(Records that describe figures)

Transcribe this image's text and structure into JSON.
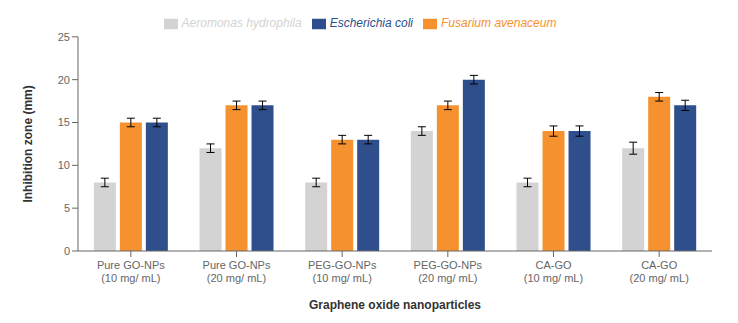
{
  "chart_data": {
    "type": "bar",
    "categories": [
      "Pure GO-NPs\n(10 mg/ mL)",
      "Pure GO-NPs\n(20 mg/ mL)",
      "PEG-GO-NPs\n(10 mg/ mL)",
      "PEG-GO-NPs\n(20 mg/ mL)",
      "CA-GO\n(10 mg/ mL)",
      "CA-GO\n(20 mg/ mL)"
    ],
    "series": [
      {
        "name": "Aeromonas hydrophila",
        "color": "#d3d3d3",
        "values": [
          8,
          12,
          8,
          14,
          8,
          12
        ],
        "errors": [
          0.5,
          0.5,
          0.5,
          0.5,
          0.5,
          0.7
        ]
      },
      {
        "name": "Fusarium avenaceum",
        "color": "#f5922f",
        "values": [
          15,
          17,
          13,
          17,
          14,
          18
        ],
        "errors": [
          0.5,
          0.5,
          0.5,
          0.5,
          0.6,
          0.5
        ]
      },
      {
        "name": "Escherichia coli",
        "color": "#2e4f8c",
        "values": [
          15,
          17,
          13,
          20,
          14,
          17
        ],
        "errors": [
          0.5,
          0.5,
          0.5,
          0.5,
          0.6,
          0.6
        ]
      }
    ],
    "xlabel": "Graphene oxide nanoparticles",
    "ylabel": "Inhibition zone (mm)",
    "ylim": [
      0,
      25
    ],
    "yticks": [
      0,
      5,
      10,
      15,
      20,
      25
    ],
    "grid": false,
    "legend": "top"
  }
}
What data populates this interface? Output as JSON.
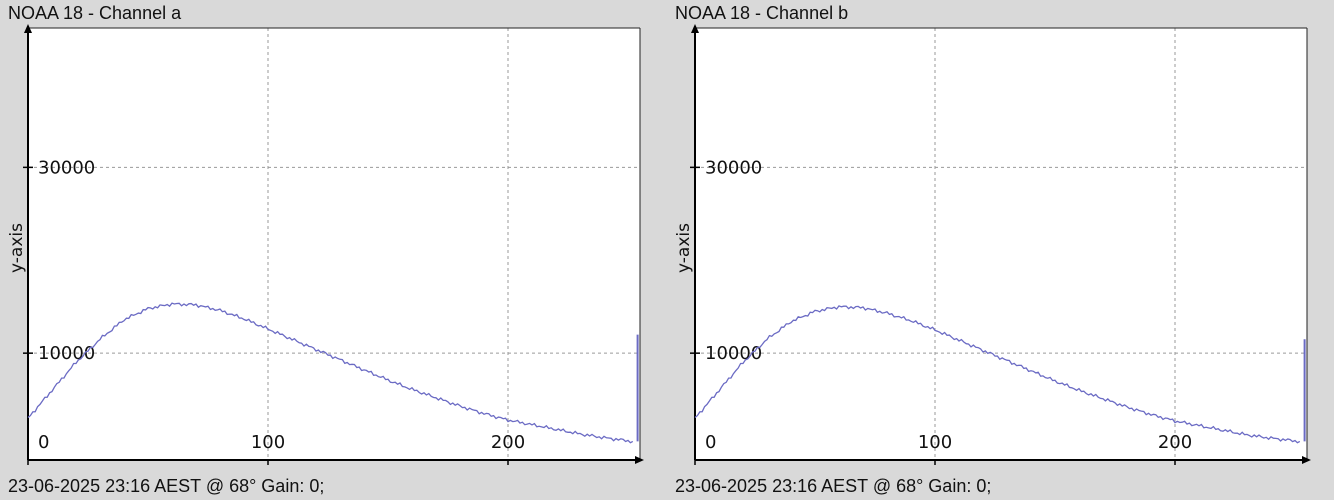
{
  "chart_data": [
    {
      "type": "line",
      "title": "NOAA 18 - Channel a",
      "footer": "23-06-2025 23:16 AEST @ 68° Gain: 0;",
      "ylabel": "y-axis",
      "xlim": [
        0,
        255
      ],
      "ylim": [
        -1500,
        45000
      ],
      "x_ticks": [
        0,
        100,
        200
      ],
      "y_ticks": [
        10000,
        30000
      ],
      "grid": true,
      "series_color": "#6b6bc4",
      "series": [
        {
          "x": [
            0,
            10,
            20,
            30,
            40,
            50,
            60,
            70,
            80,
            90,
            100,
            110,
            120,
            130,
            140,
            150,
            160,
            170,
            180,
            190,
            200,
            210,
            220,
            230,
            240,
            252
          ],
          "y": [
            3000,
            6000,
            9000,
            11500,
            13600,
            14800,
            15300,
            15200,
            14600,
            13700,
            12600,
            11500,
            10400,
            9300,
            8200,
            7100,
            6100,
            5200,
            4300,
            3500,
            2800,
            2300,
            1800,
            1300,
            900,
            500
          ]
        }
      ],
      "end_spike": {
        "x": 254,
        "y_from": 500,
        "y_to": 12000
      }
    },
    {
      "type": "line",
      "title": "NOAA 18 - Channel b",
      "footer": "23-06-2025 23:16 AEST @ 68° Gain: 0;",
      "ylabel": "y-axis",
      "xlim": [
        0,
        255
      ],
      "ylim": [
        -1500,
        45000
      ],
      "x_ticks": [
        0,
        100,
        200
      ],
      "y_ticks": [
        10000,
        30000
      ],
      "grid": true,
      "series_color": "#6b6bc4",
      "series": [
        {
          "x": [
            0,
            10,
            20,
            30,
            40,
            50,
            60,
            70,
            80,
            90,
            100,
            110,
            120,
            130,
            140,
            150,
            160,
            170,
            180,
            190,
            200,
            210,
            220,
            230,
            240,
            252
          ],
          "y": [
            3000,
            6000,
            9000,
            11500,
            13400,
            14500,
            15000,
            14900,
            14300,
            13500,
            12500,
            11400,
            10300,
            9200,
            8100,
            7000,
            6000,
            5100,
            4200,
            3400,
            2700,
            2200,
            1700,
            1200,
            850,
            500
          ]
        }
      ],
      "end_spike": {
        "x": 254,
        "y_from": 500,
        "y_to": 11500
      }
    }
  ]
}
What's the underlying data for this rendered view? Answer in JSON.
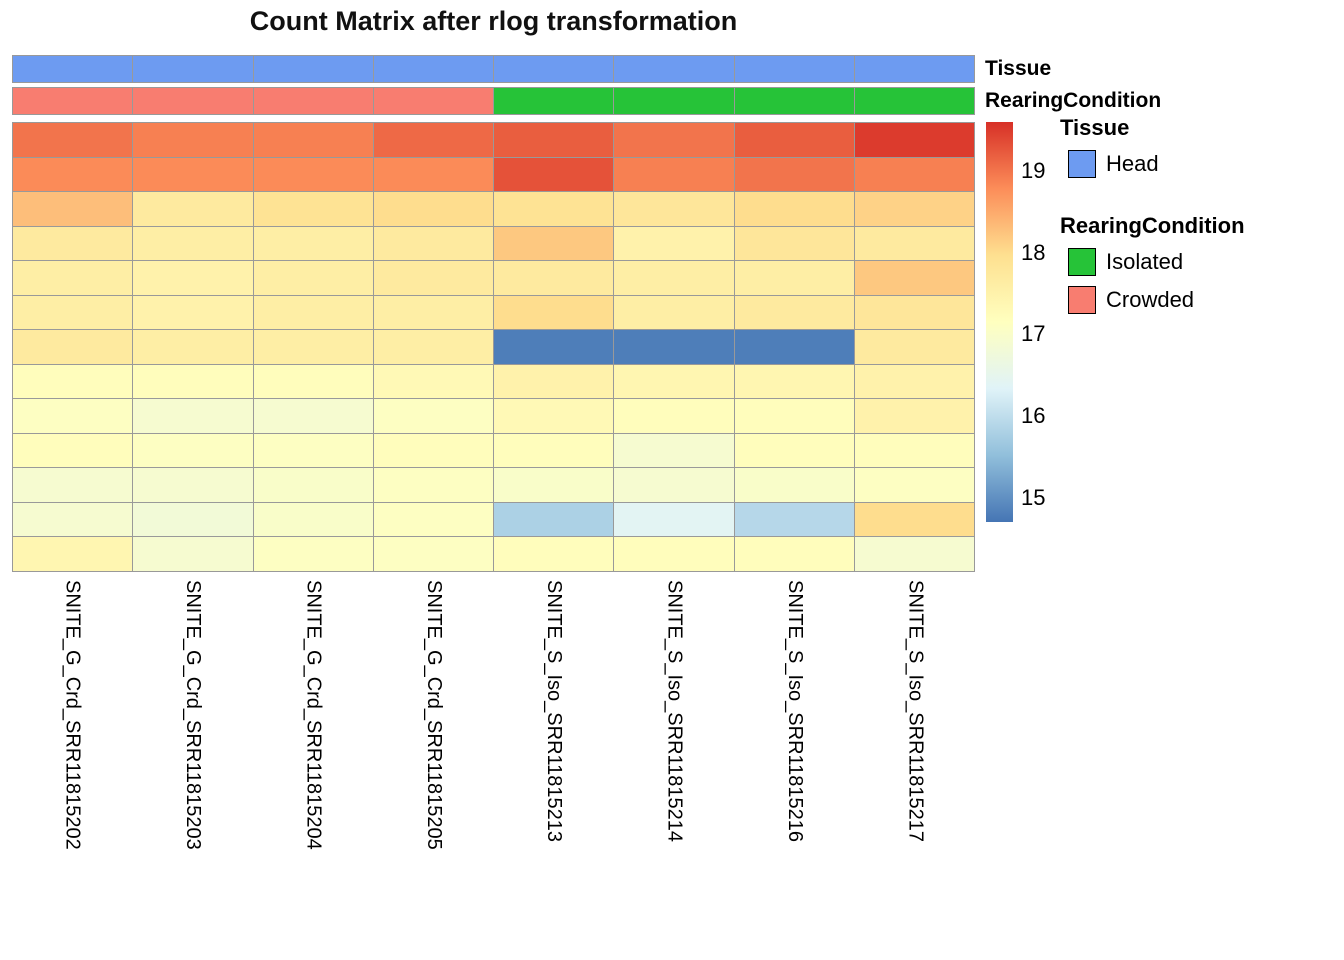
{
  "title": "Count Matrix after rlog transformation",
  "annotations": {
    "tissue_label": "Tissue",
    "rearing_label": "RearingCondition",
    "tissue_values": [
      "Head",
      "Head",
      "Head",
      "Head",
      "Head",
      "Head",
      "Head",
      "Head"
    ],
    "rearing_values": [
      "Crowded",
      "Crowded",
      "Crowded",
      "Crowded",
      "Isolated",
      "Isolated",
      "Isolated",
      "Isolated"
    ],
    "colors": {
      "Head": "#6d9bf1",
      "Isolated": "#26c338",
      "Crowded": "#f87d70"
    }
  },
  "legend": {
    "tissue_title": "Tissue",
    "tissue_items": [
      {
        "label": "Head",
        "color": "#6d9bf1"
      }
    ],
    "rearing_title": "RearingCondition",
    "rearing_items": [
      {
        "label": "Isolated",
        "color": "#26c338"
      },
      {
        "label": "Crowded",
        "color": "#f87d70"
      }
    ]
  },
  "chart_data": {
    "type": "heatmap",
    "title": "Count Matrix after rlog transformation",
    "columns": [
      "SNITE_G_Crd_SRR11815202",
      "SNITE_G_Crd_SRR11815203",
      "SNITE_G_Crd_SRR11815204",
      "SNITE_G_Crd_SRR11815205",
      "SNITE_S_Iso_SRR11815213",
      "SNITE_S_Iso_SRR11815214",
      "SNITE_S_Iso_SRR11815216",
      "SNITE_S_Iso_SRR11815217"
    ],
    "values": [
      [
        19.0,
        18.9,
        18.9,
        19.1,
        19.2,
        19.0,
        19.2,
        19.5
      ],
      [
        18.8,
        18.8,
        18.8,
        18.8,
        19.3,
        18.9,
        19.0,
        18.9
      ],
      [
        18.3,
        17.7,
        17.9,
        18.0,
        17.9,
        17.8,
        18.0,
        18.1
      ],
      [
        17.7,
        17.6,
        17.6,
        17.7,
        18.2,
        17.5,
        17.8,
        17.7
      ],
      [
        17.6,
        17.5,
        17.6,
        17.7,
        17.7,
        17.6,
        17.6,
        18.2
      ],
      [
        17.6,
        17.5,
        17.6,
        17.6,
        18.0,
        17.6,
        17.7,
        17.8
      ],
      [
        17.7,
        17.6,
        17.6,
        17.6,
        14.8,
        14.8,
        14.8,
        17.7
      ],
      [
        17.2,
        17.2,
        17.2,
        17.3,
        17.5,
        17.4,
        17.4,
        17.5
      ],
      [
        17.1,
        16.9,
        16.9,
        17.1,
        17.3,
        17.2,
        17.2,
        17.5
      ],
      [
        17.2,
        17.1,
        17.1,
        17.2,
        17.2,
        16.9,
        17.2,
        17.2
      ],
      [
        16.9,
        16.9,
        17.0,
        17.1,
        17.0,
        16.9,
        17.0,
        17.1
      ],
      [
        16.9,
        16.8,
        17.0,
        17.1,
        15.8,
        16.4,
        15.9,
        18.0
      ],
      [
        17.4,
        16.9,
        17.1,
        17.1,
        17.2,
        17.2,
        17.2,
        16.9
      ]
    ],
    "col_annotations": {
      "Tissue": [
        "Head",
        "Head",
        "Head",
        "Head",
        "Head",
        "Head",
        "Head",
        "Head"
      ],
      "RearingCondition": [
        "Crowded",
        "Crowded",
        "Crowded",
        "Crowded",
        "Isolated",
        "Isolated",
        "Isolated",
        "Isolated"
      ]
    },
    "scale": {
      "min": 14.7,
      "max": 19.6,
      "ticks": [
        19,
        18,
        17,
        16,
        15
      ],
      "palette": [
        "#4575b4",
        "#91bfdb",
        "#e0f3f8",
        "#ffffbf",
        "#fee090",
        "#fc8d59",
        "#d73027"
      ]
    },
    "legend_position": "right",
    "grid": true
  }
}
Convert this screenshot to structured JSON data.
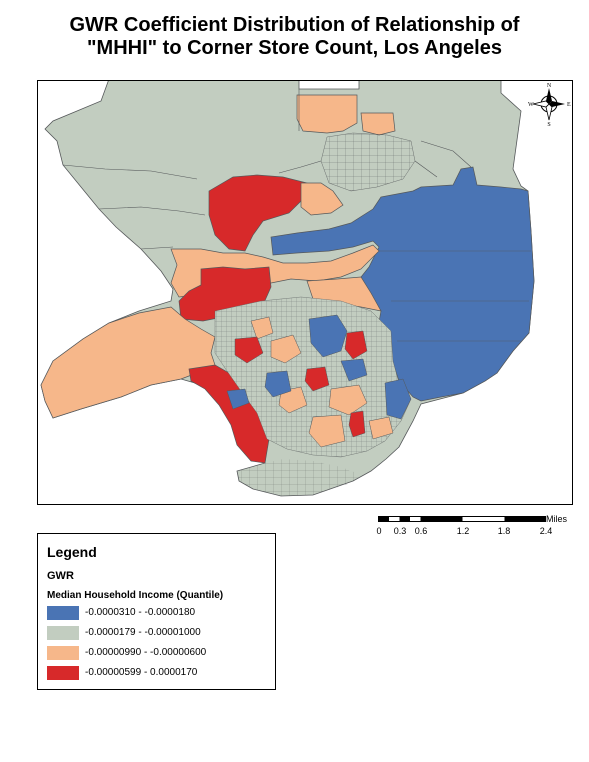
{
  "title": {
    "line1": "GWR Coefficient Distribution of Relationship of",
    "line2": "\"MHHI\" to Corner Store Count, Los Angeles"
  },
  "colors": {
    "blue": "#4a74b4",
    "gray": "#c2cdc0",
    "orange": "#f6b78a",
    "red": "#d7292a",
    "boundary": "#55585a"
  },
  "north_arrow": {
    "icon": "compass-rose-icon",
    "n": "N",
    "s": "S",
    "e": "E",
    "w": "W"
  },
  "scalebar": {
    "unit": "Miles",
    "ticks": [
      "0",
      "0.3",
      "0.6",
      "1.2",
      "1.8",
      "2.4"
    ]
  },
  "legend": {
    "title": "Legend",
    "layer": "GWR",
    "field": "Median Household Income (Quantile)",
    "classes": [
      {
        "label": "-0.0000310 - -0.0000180",
        "color": "#4a74b4"
      },
      {
        "label": "-0.0000179 - -0.00001000",
        "color": "#c2cdc0"
      },
      {
        "label": "-0.00000990 - -0.00000600",
        "color": "#f6b78a"
      },
      {
        "label": "-0.00000599 - 0.0000170",
        "color": "#d7292a"
      }
    ]
  }
}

### TASK:
Of all the lines above, how many contain "Pure"? Give the number and nothing more.

### ANSWER TO THE EXERCISE:
2